---------- RAW DATA ----------

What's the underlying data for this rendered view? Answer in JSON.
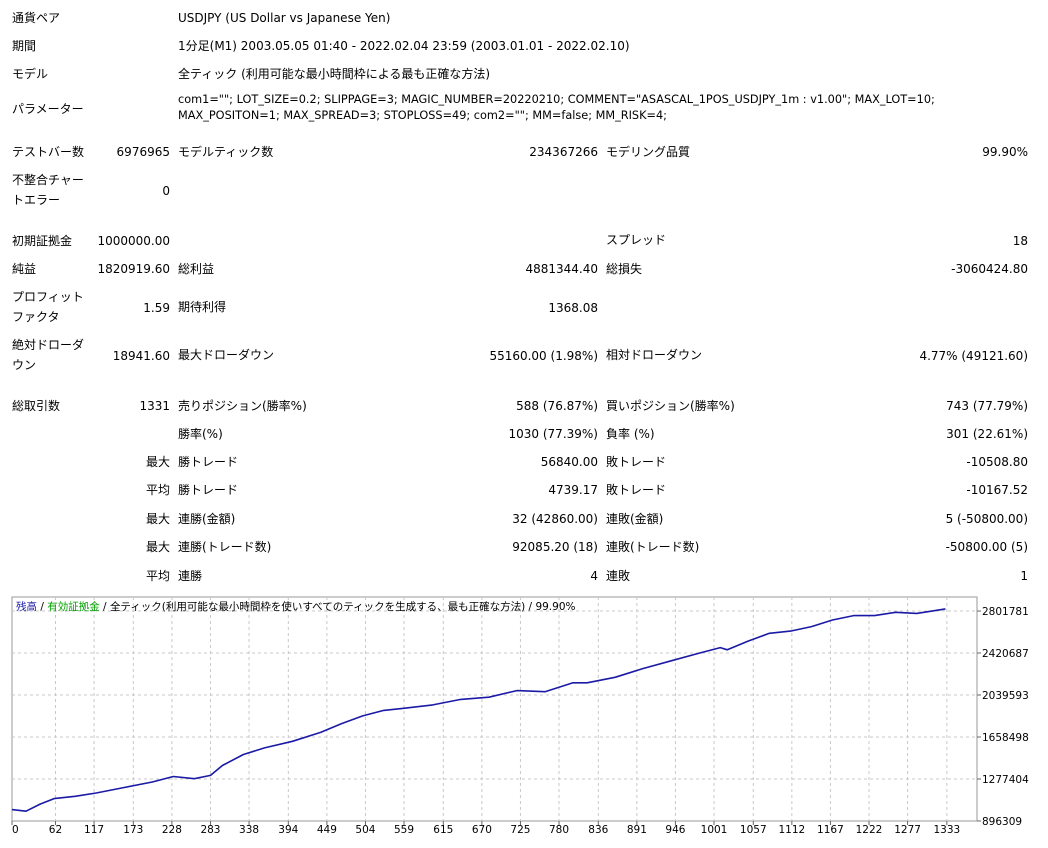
{
  "settings": {
    "symbol_label": "通貨ペア",
    "symbol": "USDJPY (US Dollar vs Japanese Yen)",
    "period_label": "期間",
    "period": "1分足(M1) 2003.05.05 01:40 - 2022.02.04 23:59 (2003.01.01 - 2022.02.10)",
    "model_label": "モデル",
    "model": "全ティック (利用可能な最小時間枠による最も正確な方法)",
    "params_label": "パラメーター",
    "params_line1": "com1=\"\"; LOT_SIZE=0.2; SLIPPAGE=3; MAGIC_NUMBER=20220210; COMMENT=\"ASASCAL_1POS_USDJPY_1m : v1.00\"; MAX_LOT=10;",
    "params_line2": "MAX_POSITON=1; MAX_SPREAD=3; STOPLOSS=49; com2=\"\"; MM=false; MM_RISK=4;"
  },
  "stats": {
    "bars_label": "テストバー数",
    "bars": "6976965",
    "ticks_label": "モデルティック数",
    "ticks": "234367266",
    "quality_label": "モデリング品質",
    "quality": "99.90%",
    "mismatch_label_1": "不整合チャー",
    "mismatch_label_2": "トエラー",
    "mismatch": "0",
    "deposit_label": "初期証拠金",
    "deposit": "1000000.00",
    "spread_label": "スプレッド",
    "spread": "18",
    "net_label": "純益",
    "net": "1820919.60",
    "gross_profit_label": "総利益",
    "gross_profit": "4881344.40",
    "gross_loss_label": "総損失",
    "gross_loss": "-3060424.80",
    "pf_label_1": "プロフィット",
    "pf_label_2": "ファクタ",
    "pf": "1.59",
    "expected_label": "期待利得",
    "expected": "1368.08",
    "abs_dd_label_1": "絶対ドローダ",
    "abs_dd_label_2": "ウン",
    "abs_dd": "18941.60",
    "max_dd_label": "最大ドローダウン",
    "max_dd": "55160.00 (1.98%)",
    "rel_dd_label": "相対ドローダウン",
    "rel_dd": "4.77% (49121.60)",
    "total_trades_label": "総取引数",
    "total_trades": "1331",
    "short_label": "売りポジション(勝率%)",
    "short": "588 (76.87%)",
    "long_label": "買いポジション(勝率%)",
    "long": "743 (77.79%)",
    "win_rate_label": "勝率(%)",
    "win_rate": "1030 (77.39%)",
    "loss_rate_label": "負率 (%)",
    "loss_rate": "301 (22.61%)",
    "max_prefix": "最大",
    "avg_prefix": "平均",
    "largest_win_label": "勝トレード",
    "largest_win": "56840.00",
    "largest_loss_label": "敗トレード",
    "largest_loss": "-10508.80",
    "avg_win_label": "勝トレード",
    "avg_win": "4739.17",
    "avg_loss_label": "敗トレード",
    "avg_loss": "-10167.52",
    "max_cons_win_amt_label": "連勝(金額)",
    "max_cons_win_amt": "32 (42860.00)",
    "max_cons_loss_amt_label": "連敗(金額)",
    "max_cons_loss_amt": "5 (-50800.00)",
    "max_cons_win_cnt_label": "連勝(トレード数)",
    "max_cons_win_cnt": "92085.20 (18)",
    "max_cons_loss_cnt_label": "連敗(トレード数)",
    "max_cons_loss_cnt": "-50800.00 (5)",
    "avg_cons_win_label": "連勝",
    "avg_cons_win": "4",
    "avg_cons_loss_label": "連敗",
    "avg_cons_loss": "1"
  },
  "chart_data": {
    "type": "line",
    "legend": {
      "balance": "残高",
      "sep1": " / ",
      "equity": "有効証拠金",
      "sep2": " / ",
      "model": "全ティック(利用可能な最小時間枠を使いすべてのティックを生成する、最も正確な方法)",
      "sep3": " / ",
      "quality": "99.90%"
    },
    "colors": {
      "balance": "#1a1aa6",
      "equity": "#00a000",
      "grid": "#c8c8c8"
    },
    "xlim": [
      0,
      1376
    ],
    "ylim": [
      896309,
      2929000
    ],
    "x_ticks": [
      0,
      62,
      117,
      173,
      228,
      283,
      338,
      394,
      449,
      504,
      559,
      615,
      670,
      725,
      780,
      836,
      891,
      946,
      1001,
      1057,
      1112,
      1167,
      1222,
      1277,
      1333
    ],
    "y_ticks": [
      896309,
      1277404,
      1658498,
      2039593,
      2420687,
      2801781
    ],
    "series": [
      {
        "x": [
          0,
          20,
          40,
          60,
          90,
          120,
          160,
          200,
          230,
          260,
          283,
          300,
          330,
          360,
          400,
          440,
          470,
          500,
          530,
          560,
          600,
          640,
          680,
          720,
          760,
          800,
          820,
          860,
          900,
          940,
          980,
          1010,
          1020,
          1050,
          1080,
          1110,
          1140,
          1170,
          1200,
          1230,
          1260,
          1290,
          1331
        ],
        "y": [
          1000000,
          985000,
          1050000,
          1100000,
          1120000,
          1150000,
          1200000,
          1250000,
          1300000,
          1280000,
          1310000,
          1400000,
          1500000,
          1560000,
          1620000,
          1700000,
          1780000,
          1850000,
          1900000,
          1920000,
          1950000,
          2000000,
          2020000,
          2080000,
          2070000,
          2150000,
          2150000,
          2200000,
          2280000,
          2350000,
          2420000,
          2470000,
          2450000,
          2530000,
          2600000,
          2620000,
          2660000,
          2720000,
          2760000,
          2760000,
          2790000,
          2780000,
          2821000
        ]
      }
    ]
  }
}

----------

» **EXERCISE**:
Return the material exactly as given, apart from the pictures.

» **OUTPUT FOR THIS TASK**:
What's the underlying data for this rendered view? Answer in JSON.
{
  "settings": {
    "symbol_label": "通貨ペア",
    "symbol": "USDJPY (US Dollar vs Japanese Yen)",
    "period_label": "期間",
    "period": "1分足(M1) 2003.05.05 01:40 - 2022.02.04 23:59 (2003.01.01 - 2022.02.10)",
    "model_label": "モデル",
    "model": "全ティック (利用可能な最小時間枠による最も正確な方法)",
    "params_label": "パラメーター",
    "params_line1": "com1=\"\"; LOT_SIZE=0.2; SLIPPAGE=3; MAGIC_NUMBER=20220210; COMMENT=\"ASASCAL_1POS_USDJPY_1m : v1.00\"; MAX_LOT=10;",
    "params_line2": "MAX_POSITON=1; MAX_SPREAD=3; STOPLOSS=49; com2=\"\"; MM=false; MM_RISK=4;"
  },
  "stats": {
    "bars_label": "テストバー数",
    "bars": "6976965",
    "ticks_label": "モデルティック数",
    "ticks": "234367266",
    "quality_label": "モデリング品質",
    "quality": "99.90%",
    "mismatch_label_1": "不整合チャー",
    "mismatch_label_2": "トエラー",
    "mismatch": "0",
    "deposit_label": "初期証拠金",
    "deposit": "1000000.00",
    "spread_label": "スプレッド",
    "spread": "18",
    "net_label": "純益",
    "net": "1820919.60",
    "gross_profit_label": "総利益",
    "gross_profit": "4881344.40",
    "gross_loss_label": "総損失",
    "gross_loss": "-3060424.80",
    "pf_label_1": "プロフィット",
    "pf_label_2": "ファクタ",
    "pf": "1.59",
    "expected_label": "期待利得",
    "expected": "1368.08",
    "abs_dd_label_1": "絶対ドローダ",
    "abs_dd_label_2": "ウン",
    "abs_dd": "18941.60",
    "max_dd_label": "最大ドローダウン",
    "max_dd": "55160.00 (1.98%)",
    "rel_dd_label": "相対ドローダウン",
    "rel_dd": "4.77% (49121.60)",
    "total_trades_label": "総取引数",
    "total_trades": "1331",
    "short_label": "売りポジション(勝率%)",
    "short": "588 (76.87%)",
    "long_label": "買いポジション(勝率%)",
    "long": "743 (77.79%)",
    "win_rate_label": "勝率(%)",
    "win_rate": "1030 (77.39%)",
    "loss_rate_label": "負率 (%)",
    "loss_rate": "301 (22.61%)",
    "max_prefix": "最大",
    "avg_prefix": "平均",
    "largest_win_label": "勝トレード",
    "largest_win": "56840.00",
    "largest_loss_label": "敗トレード",
    "largest_loss": "-10508.80",
    "avg_win_label": "勝トレード",
    "avg_win": "4739.17",
    "avg_loss_label": "敗トレード",
    "avg_loss": "-10167.52",
    "max_cons_win_amt_label": "連勝(金額)",
    "max_cons_win_amt": "32 (42860.00)",
    "max_cons_loss_amt_label": "連敗(金額)",
    "max_cons_loss_amt": "5 (-50800.00)",
    "max_cons_win_cnt_label": "連勝(トレード数)",
    "max_cons_win_cnt": "92085.20 (18)",
    "max_cons_loss_cnt_label": "連敗(トレード数)",
    "max_cons_loss_cnt": "-50800.00 (5)",
    "avg_cons_win_label": "連勝",
    "avg_cons_win": "4",
    "avg_cons_loss_label": "連敗",
    "avg_cons_loss": "1"
  },
  "chart_data": {
    "type": "line",
    "legend": {
      "balance": "残高",
      "sep1": " / ",
      "equity": "有効証拠金",
      "sep2": " / ",
      "model": "全ティック(利用可能な最小時間枠を使いすべてのティックを生成する、最も正確な方法)",
      "sep3": " / ",
      "quality": "99.90%"
    },
    "colors": {
      "balance": "#1a1aa6",
      "equity": "#00a000",
      "grid": "#c8c8c8"
    },
    "xlim": [
      0,
      1376
    ],
    "ylim": [
      896309,
      2929000
    ],
    "x_ticks": [
      0,
      62,
      117,
      173,
      228,
      283,
      338,
      394,
      449,
      504,
      559,
      615,
      670,
      725,
      780,
      836,
      891,
      946,
      1001,
      1057,
      1112,
      1167,
      1222,
      1277,
      1333
    ],
    "y_ticks": [
      896309,
      1277404,
      1658498,
      2039593,
      2420687,
      2801781
    ],
    "series": [
      {
        "x": [
          0,
          20,
          40,
          60,
          90,
          120,
          160,
          200,
          230,
          260,
          283,
          300,
          330,
          360,
          400,
          440,
          470,
          500,
          530,
          560,
          600,
          640,
          680,
          720,
          760,
          800,
          820,
          860,
          900,
          940,
          980,
          1010,
          1020,
          1050,
          1080,
          1110,
          1140,
          1170,
          1200,
          1230,
          1260,
          1290,
          1331
        ],
        "y": [
          1000000,
          985000,
          1050000,
          1100000,
          1120000,
          1150000,
          1200000,
          1250000,
          1300000,
          1280000,
          1310000,
          1400000,
          1500000,
          1560000,
          1620000,
          1700000,
          1780000,
          1850000,
          1900000,
          1920000,
          1950000,
          2000000,
          2020000,
          2080000,
          2070000,
          2150000,
          2150000,
          2200000,
          2280000,
          2350000,
          2420000,
          2470000,
          2450000,
          2530000,
          2600000,
          2620000,
          2660000,
          2720000,
          2760000,
          2760000,
          2790000,
          2780000,
          2821000
        ]
      }
    ]
  }
}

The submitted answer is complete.